## Excerpted data
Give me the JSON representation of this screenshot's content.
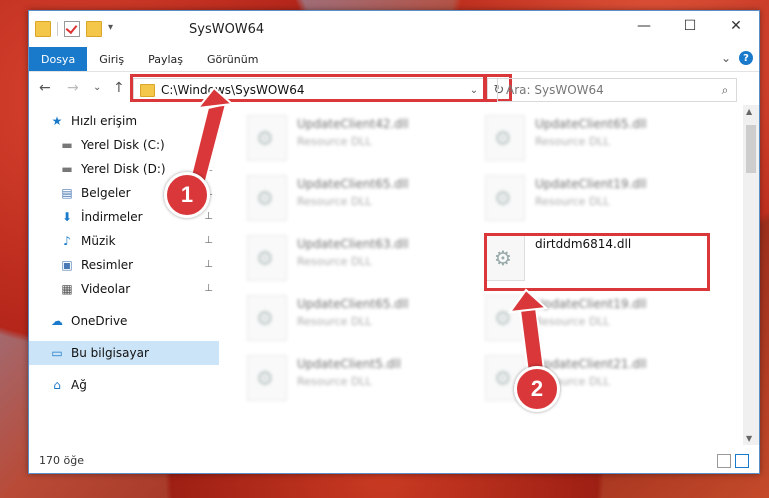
{
  "window": {
    "title": "SysWOW64",
    "controls": {
      "minimize": "—",
      "maximize": "☐",
      "close": "✕"
    }
  },
  "ribbon": {
    "tabs": [
      "Dosya",
      "Giriş",
      "Paylaş",
      "Görünüm"
    ],
    "expand_glyph": "⌄",
    "help": "?"
  },
  "navigation": {
    "back": "←",
    "forward": "→",
    "recent": "⌄",
    "up": "↑",
    "address": "C:\\Windows\\SysWOW64",
    "address_dropdown": "⌄",
    "refresh": "↻",
    "search_placeholder": "Ara: SysWOW64",
    "search_icon": "⌕"
  },
  "sidebar": {
    "items": [
      {
        "label": "Hızlı erişim",
        "icon": "star-icon",
        "glyph": "★",
        "pinned": false
      },
      {
        "label": "Yerel Disk (C:)",
        "icon": "drive-icon",
        "glyph": "▬",
        "pinned": true
      },
      {
        "label": "Yerel Disk (D:)",
        "icon": "drive-icon",
        "glyph": "▬",
        "pinned": true
      },
      {
        "label": "Belgeler",
        "icon": "document-icon",
        "glyph": "▤",
        "pinned": true
      },
      {
        "label": "İndirmeler",
        "icon": "download-icon",
        "glyph": "⬇",
        "pinned": true
      },
      {
        "label": "Müzik",
        "icon": "music-icon",
        "glyph": "♪",
        "pinned": true
      },
      {
        "label": "Resimler",
        "icon": "pictures-icon",
        "glyph": "▣",
        "pinned": true
      },
      {
        "label": "Videolar",
        "icon": "video-icon",
        "glyph": "▦",
        "pinned": true
      },
      {
        "label": "OneDrive",
        "icon": "cloud-icon",
        "glyph": "☁",
        "pinned": false
      },
      {
        "label": "Bu bilgisayar",
        "icon": "computer-icon",
        "glyph": "▭",
        "pinned": false
      },
      {
        "label": "Ağ",
        "icon": "network-icon",
        "glyph": "⌂",
        "pinned": false
      }
    ],
    "pin_glyph": "📌"
  },
  "files": [
    {
      "name": "UpdateClient42.dll",
      "type": "Resource DLL",
      "blurred": true
    },
    {
      "name": "UpdateClient65.dll",
      "type": "Resource DLL",
      "blurred": true
    },
    {
      "name": "UpdateClient65.dll",
      "type": "Resource DLL",
      "blurred": true
    },
    {
      "name": "UpdateClient19.dll",
      "type": "Resource DLL",
      "blurred": true
    },
    {
      "name": "UpdateClient63.dll",
      "type": "Resource DLL",
      "blurred": true
    },
    {
      "name": "dirtddm6814.dll",
      "type": "",
      "blurred": false
    },
    {
      "name": "UpdateClient65.dll",
      "type": "Resource DLL",
      "blurred": true
    },
    {
      "name": "UpdateClient19.dll",
      "type": "Resource DLL",
      "blurred": true
    },
    {
      "name": "UpdateClient5.dll",
      "type": "Resource DLL",
      "blurred": true
    },
    {
      "name": "UpdateClient21.dll",
      "type": "Resource DLL",
      "blurred": true
    }
  ],
  "status": {
    "count": "170 öğe"
  },
  "annotations": {
    "step1": "1",
    "step2": "2"
  },
  "colors": {
    "accent": "#1979ca",
    "highlight": "#d9373a",
    "selection": "#cce4f7"
  }
}
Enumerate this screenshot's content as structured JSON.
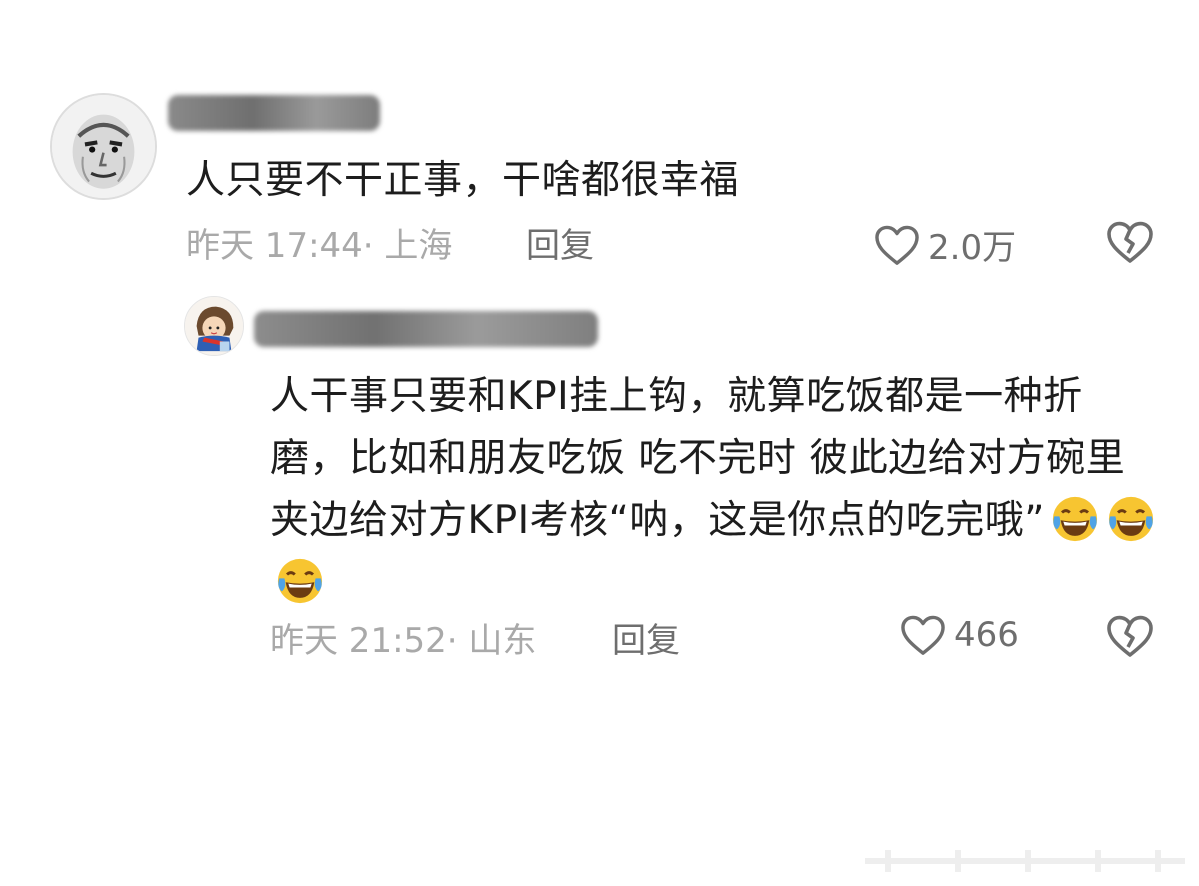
{
  "comments": [
    {
      "text": "人只要不干正事，干啥都很幸福",
      "time": "昨天 17:44· 上海",
      "reply_label": "回复",
      "likes": "2.0万"
    },
    {
      "text": "人干事只要和KPI挂上钩，就算吃饭都是一种折磨，比如和朋友吃饭 吃不完时 彼此边给对方碗里夹边给对方KPI考核“呐，这是你点的吃完哦”",
      "emojis": [
        "laughing-tears",
        "laughing-tears",
        "laughing-tears"
      ],
      "time": "昨天 21:52· 山东",
      "reply_label": "回复",
      "likes": "466"
    }
  ],
  "colors": {
    "text": "#1d1d1d",
    "meta": "#a9a9a9",
    "action": "#6e6e6e",
    "emoji_face": "#f7c531"
  }
}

## Stated exercise
From the listing above, pick out every line containing "JSON".

## Reply to the exercise
Give me the JSON representation of this screenshot's content.
Enumerate this screenshot's content as structured JSON.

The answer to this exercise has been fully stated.